• _What you will do_:
Lift out all lines below that contain "sind".

• _Exercise data_:
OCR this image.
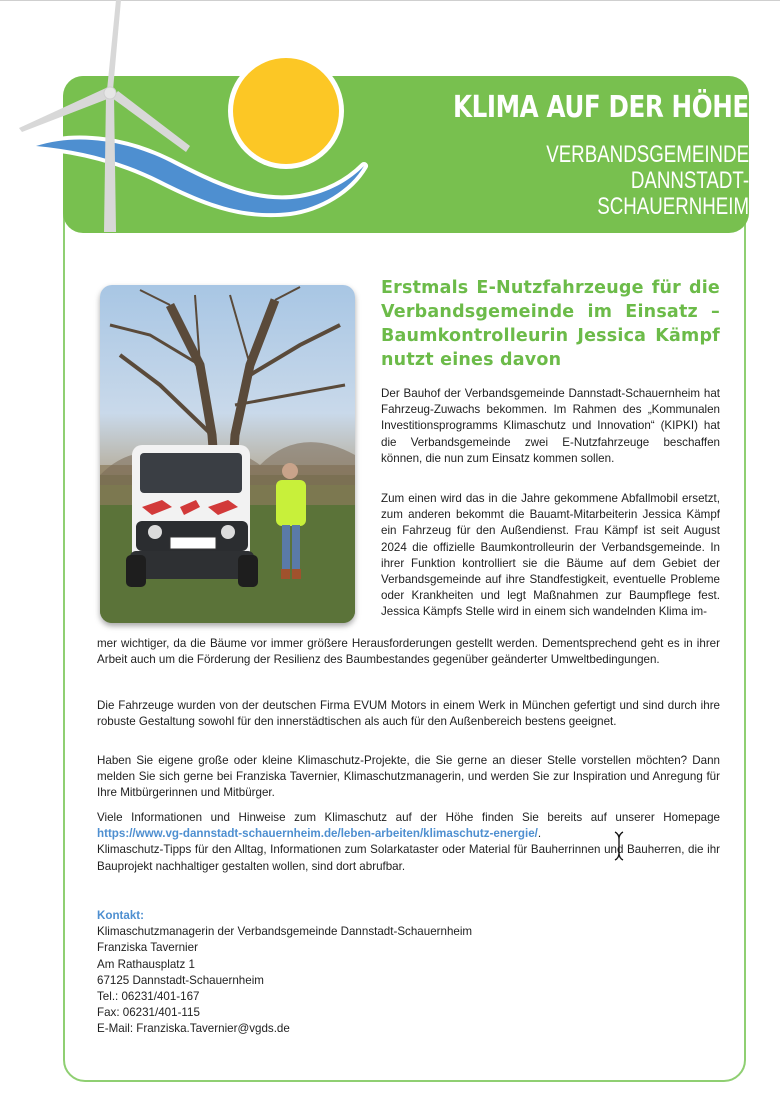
KLIMA AUF DER HÖHE
VERBANDSGEMEINDE
DANNSTADT-
SCHAUERNHEIM
Erstmals E-Nutzfahrzeuge für die Verbandsgemeinde im Einsatz – Baumkontrolleurin Jessica Kämpf nutzt eines davon
Der Bauhof der Verbandsgemeinde Dannstadt-Schauernheim hat Fahrzeug-Zuwachs bekommen. Im Rahmen des „Kommunalen Investitionsprogramms Klimaschutz und Innovation“ (KIPKI) hat die Verbandsgemeinde zwei E-Nutzfahrzeuge beschaffen können, die nun zum Einsatz kommen sollen.
Zum einen wird das in die Jahre gekommene Abfallmobil ersetzt, zum anderen bekommt die Bauamt-Mitarbeiterin Jessica Kämpf ein Fahrzeug für den Außendienst. Frau Kämpf ist seit August 2024 die offizielle Baumkontrolleurin der Verbandsgemeinde. In ihrer Funktion kontrolliert sie die Bäume auf dem Gebiet der Verbandsgemeinde auf ihre Standfestigkeit, eventuelle Probleme oder Krankheiten und legt Maßnahmen zur Baumpflege fest. Jessica Kämpfs Stelle wird in einem sich wandelnden Klima im-
mer wichtiger, da die Bäume vor immer größere Herausforderungen gestellt werden. Dementsprechend geht es in ihrer Arbeit auch um die Förderung der Resilienz des Baumbestandes gegenüber geänderter Umweltbedingungen.
Die Fahrzeuge wurden von der deutschen Firma EVUM Motors in einem Werk in München gefertigt und sind durch ihre robuste Gestaltung sowohl für den innerstädtischen als auch für den Außenbereich bestens geeignet.
Haben Sie eigene große oder kleine Klimaschutz-Projekte, die Sie gerne an dieser Stelle vorstellen möchten? Dann melden Sie sich gerne bei Franziska Tavernier, Klimaschutzmanagerin, und werden Sie zur Inspiration und Anregung für Ihre Mitbürgerinnen und Mitbürger.
Viele Informationen und Hinweise zum Klimaschutz auf der Höhe finden Sie bereits auf unserer Homepage https://www.vg-dannstadt-schauernheim.de/leben-arbeiten/klimaschutz-energie/.
Klimaschutz-Tipps für den Alltag, Informationen zum Solarkataster oder Material für Bauherrinnen und Bauherren, die ihr Bauprojekt nachhaltiger gestalten wollen, sind dort abrufbar.
Kontakt:
Klimaschutzmanagerin der Verbandsgemeinde Dannstadt-Schauernheim
Franziska Tavernier
Am Rathausplatz 1
67125 Dannstadt-Schauernheim
Tel.: 06231/401-167
Fax: 06231/401-115
E-Mail: Franziska.Tavernier@vgds.de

• _Written answer_:
Die Fahrzeuge wurden von der deutschen Firma EVUM Motors in einem Werk in München gefertigt und sind durch ihre robuste Gestaltung sowohl für den innerstädtischen als auch für den Außenbereich bestens geeignet.
Klimaschutz-Tipps für den Alltag, Informationen zum Solarkataster oder Material für Bauherrinnen und Bauherren, die ihr Bauprojekt nachhaltiger gestalten wollen, sind dort abrufbar.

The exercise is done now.